# Image Retrieval From Instagram

Goal: collect image data from instagram and then preprocess it, extract information (image files) from a user's Instagram profile

Image size: 224*224

Resolution: 

Number of images: 



#### Websites: 

This notebook's code is based on the following tutorials: 

https://medium.com/@srujana.rao2/scraping-instagram-with-python-using-selenium-and-beautiful-soup-8b72c186a058

https://edmundmartin.com/scraping-instagram-with-python/

https://michaeljsanders.com/2017/05/12/scrapin-and-scrollin.html

**Important Note:** *Remember to respect user’s rights when you download copyrighted content. Do not use images/videos from Instagram for commercial intent.*

### 1. Import dependencies

Install non-standard libraries: requests, BeautifulSoup 

In [4]:
from random import choice
import json

# to install
import requests
from bs4 import BeautifulSoup

### 2. Build InstagramScraper class
based on: https://edmundmartin.com/scraping-instagram-with-python/

Switching user agents is often a best practice when web scraping and can help you avoid detection. Should the caller of our class have provided their own list of user agents we take a random agent from the provided list.  Otherwise we will return our default user agent.

In [6]:
_user_agents = [
    'Mozilla/5.0 (Windows NT 10.0; Win64; x64) AppleWebKit/537.36 (KHTML, like Gecko) Chrome/65.0.3325.181 Safari/537.36'
]

Define a class called InstagramScraper: 

In [178]:
class InstagramScraper:

    def __init__(self, user_agents=None, proxy=None):
        self.user_agents = user_agents
        self.proxy = proxy

    def __random_agent(self):
        if self.user_agents and isinstance(self.user_agents, list):
            return choice(self.user_agents)
        return choice(_user_agents)

    def __request_url(self, url):
        """Our second helper method is simply a wrapper around requests. 
        We pass in a URL and try to make a request using the provided user agent and proxy. 
        If we are unable to make the request or Instagram responds with a non-200 status code we simply re-raise the error. 
        If everything goes fine, we return the page in questions HTML."""
________________
- _WHAT IS ASKED_
Reproduce verbatim the passage of the Instagram scraping notebook between "Define a class" and "return choice(_user_agents)", inclusive.

- _INFORMATION GIVEN_
________________
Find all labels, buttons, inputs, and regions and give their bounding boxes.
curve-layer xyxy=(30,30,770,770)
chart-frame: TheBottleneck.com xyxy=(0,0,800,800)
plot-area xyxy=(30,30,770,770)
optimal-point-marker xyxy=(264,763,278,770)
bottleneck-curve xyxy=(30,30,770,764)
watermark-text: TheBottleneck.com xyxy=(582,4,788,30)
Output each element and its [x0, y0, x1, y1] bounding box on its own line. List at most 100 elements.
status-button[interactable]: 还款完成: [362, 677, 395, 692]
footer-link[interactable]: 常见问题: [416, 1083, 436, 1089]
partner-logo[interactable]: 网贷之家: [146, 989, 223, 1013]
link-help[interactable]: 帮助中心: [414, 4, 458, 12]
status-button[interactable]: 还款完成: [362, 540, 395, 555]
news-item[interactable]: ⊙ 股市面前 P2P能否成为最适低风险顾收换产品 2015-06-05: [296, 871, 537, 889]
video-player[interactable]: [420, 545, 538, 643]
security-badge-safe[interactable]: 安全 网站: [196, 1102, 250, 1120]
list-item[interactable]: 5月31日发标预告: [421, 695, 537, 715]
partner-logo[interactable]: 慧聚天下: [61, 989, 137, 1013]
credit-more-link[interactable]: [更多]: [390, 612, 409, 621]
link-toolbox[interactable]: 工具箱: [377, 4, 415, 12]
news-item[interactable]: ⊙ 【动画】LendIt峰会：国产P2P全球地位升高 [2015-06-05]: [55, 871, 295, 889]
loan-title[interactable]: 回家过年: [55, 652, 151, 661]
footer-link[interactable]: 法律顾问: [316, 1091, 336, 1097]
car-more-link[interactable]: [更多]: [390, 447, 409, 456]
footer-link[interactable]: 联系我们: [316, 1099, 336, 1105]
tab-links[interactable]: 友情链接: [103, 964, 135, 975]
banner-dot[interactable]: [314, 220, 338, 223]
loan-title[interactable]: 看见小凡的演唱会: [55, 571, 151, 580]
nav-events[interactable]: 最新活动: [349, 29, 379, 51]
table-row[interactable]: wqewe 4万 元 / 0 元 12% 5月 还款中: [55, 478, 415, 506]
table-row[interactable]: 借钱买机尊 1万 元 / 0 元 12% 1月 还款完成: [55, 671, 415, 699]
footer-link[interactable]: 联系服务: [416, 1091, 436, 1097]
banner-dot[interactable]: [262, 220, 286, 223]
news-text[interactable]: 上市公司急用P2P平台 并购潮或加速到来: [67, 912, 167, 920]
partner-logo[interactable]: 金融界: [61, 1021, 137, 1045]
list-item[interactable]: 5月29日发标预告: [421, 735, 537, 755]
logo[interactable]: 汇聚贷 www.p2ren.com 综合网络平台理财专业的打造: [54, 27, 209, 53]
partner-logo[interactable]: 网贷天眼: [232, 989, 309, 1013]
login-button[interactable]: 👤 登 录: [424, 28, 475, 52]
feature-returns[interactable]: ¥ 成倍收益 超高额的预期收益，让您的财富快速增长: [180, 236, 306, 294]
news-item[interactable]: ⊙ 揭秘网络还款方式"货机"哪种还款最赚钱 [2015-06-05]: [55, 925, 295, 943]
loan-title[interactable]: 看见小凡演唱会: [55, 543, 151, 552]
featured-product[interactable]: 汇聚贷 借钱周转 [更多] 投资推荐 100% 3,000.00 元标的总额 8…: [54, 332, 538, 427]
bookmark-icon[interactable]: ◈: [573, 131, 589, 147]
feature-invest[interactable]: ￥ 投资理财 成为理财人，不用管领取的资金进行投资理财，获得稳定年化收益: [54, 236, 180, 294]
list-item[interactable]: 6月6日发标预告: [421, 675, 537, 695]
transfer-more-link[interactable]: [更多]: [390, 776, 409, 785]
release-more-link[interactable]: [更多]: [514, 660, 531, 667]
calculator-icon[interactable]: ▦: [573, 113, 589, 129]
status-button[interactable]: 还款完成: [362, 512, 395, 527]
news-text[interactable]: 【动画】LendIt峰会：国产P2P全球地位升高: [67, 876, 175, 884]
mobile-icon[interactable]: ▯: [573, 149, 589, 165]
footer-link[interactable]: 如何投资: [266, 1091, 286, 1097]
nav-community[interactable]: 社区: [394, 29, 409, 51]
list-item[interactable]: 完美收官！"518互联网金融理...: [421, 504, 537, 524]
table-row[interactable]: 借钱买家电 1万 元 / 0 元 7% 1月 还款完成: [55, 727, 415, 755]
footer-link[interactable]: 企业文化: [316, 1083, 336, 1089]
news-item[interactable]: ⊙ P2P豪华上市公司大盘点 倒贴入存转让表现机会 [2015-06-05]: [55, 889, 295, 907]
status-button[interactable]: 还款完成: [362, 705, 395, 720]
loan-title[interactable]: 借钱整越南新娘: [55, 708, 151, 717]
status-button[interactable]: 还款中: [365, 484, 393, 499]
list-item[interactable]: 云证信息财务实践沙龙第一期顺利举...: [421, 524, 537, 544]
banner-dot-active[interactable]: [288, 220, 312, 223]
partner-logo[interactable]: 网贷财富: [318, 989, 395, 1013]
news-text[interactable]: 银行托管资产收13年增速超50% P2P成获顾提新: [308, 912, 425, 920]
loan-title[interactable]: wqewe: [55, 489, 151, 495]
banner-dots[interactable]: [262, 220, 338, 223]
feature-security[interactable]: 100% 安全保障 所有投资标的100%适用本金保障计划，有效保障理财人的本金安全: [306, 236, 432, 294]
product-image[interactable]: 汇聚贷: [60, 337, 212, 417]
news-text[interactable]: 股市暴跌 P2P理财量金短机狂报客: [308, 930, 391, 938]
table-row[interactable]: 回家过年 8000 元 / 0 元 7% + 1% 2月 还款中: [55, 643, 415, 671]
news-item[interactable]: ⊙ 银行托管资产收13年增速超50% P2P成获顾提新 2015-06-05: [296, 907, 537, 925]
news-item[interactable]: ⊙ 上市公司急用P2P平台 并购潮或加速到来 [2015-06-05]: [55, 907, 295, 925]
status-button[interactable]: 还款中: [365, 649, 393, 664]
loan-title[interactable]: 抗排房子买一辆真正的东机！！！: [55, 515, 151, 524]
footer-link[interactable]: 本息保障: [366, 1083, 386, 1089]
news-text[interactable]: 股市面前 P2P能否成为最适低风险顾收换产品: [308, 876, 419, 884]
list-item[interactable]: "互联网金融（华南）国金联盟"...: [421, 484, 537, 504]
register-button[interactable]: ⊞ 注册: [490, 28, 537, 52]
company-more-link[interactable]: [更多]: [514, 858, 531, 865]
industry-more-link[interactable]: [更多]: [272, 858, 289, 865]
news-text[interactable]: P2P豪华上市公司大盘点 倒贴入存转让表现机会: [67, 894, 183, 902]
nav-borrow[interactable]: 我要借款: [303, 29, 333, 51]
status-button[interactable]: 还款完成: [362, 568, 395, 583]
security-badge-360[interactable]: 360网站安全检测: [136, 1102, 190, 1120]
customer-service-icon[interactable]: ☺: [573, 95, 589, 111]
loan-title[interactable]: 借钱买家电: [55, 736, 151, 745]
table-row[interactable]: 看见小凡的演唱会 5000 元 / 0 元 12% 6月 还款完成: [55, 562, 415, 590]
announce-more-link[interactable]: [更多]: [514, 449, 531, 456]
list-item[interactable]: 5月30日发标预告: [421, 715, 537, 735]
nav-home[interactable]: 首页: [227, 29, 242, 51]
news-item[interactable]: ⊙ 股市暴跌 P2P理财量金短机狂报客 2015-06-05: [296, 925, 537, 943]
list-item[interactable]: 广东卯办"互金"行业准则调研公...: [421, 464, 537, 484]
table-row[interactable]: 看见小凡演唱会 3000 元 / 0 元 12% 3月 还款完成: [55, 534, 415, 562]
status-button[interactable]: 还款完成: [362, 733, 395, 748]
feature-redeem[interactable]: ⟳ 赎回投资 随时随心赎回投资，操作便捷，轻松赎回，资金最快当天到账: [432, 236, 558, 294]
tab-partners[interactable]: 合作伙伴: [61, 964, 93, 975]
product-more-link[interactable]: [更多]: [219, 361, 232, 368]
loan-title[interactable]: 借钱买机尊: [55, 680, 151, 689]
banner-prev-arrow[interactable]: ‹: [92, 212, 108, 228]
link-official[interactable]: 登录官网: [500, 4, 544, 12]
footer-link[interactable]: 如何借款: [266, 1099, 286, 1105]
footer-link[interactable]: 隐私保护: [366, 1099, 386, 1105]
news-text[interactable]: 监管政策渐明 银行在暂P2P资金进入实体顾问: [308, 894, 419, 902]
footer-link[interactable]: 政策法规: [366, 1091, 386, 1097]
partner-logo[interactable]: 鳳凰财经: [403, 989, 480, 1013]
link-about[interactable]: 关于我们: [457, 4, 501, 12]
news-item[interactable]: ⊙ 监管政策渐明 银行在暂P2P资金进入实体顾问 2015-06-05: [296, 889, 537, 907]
________________
- _RESPONSE BELOW_
Define a class called InstagramScraper: 

In [178]:
class InstagramScraper:

    def __init__(self, user_agents=None, proxy=None):
        self.user_agents = user_agents
        self.proxy = proxy

    def __random_agent(self):
        if self.user_agents and isinstance(self.user_agents, list):
            return choice(self.user_agents)
        return choice(_user_agents)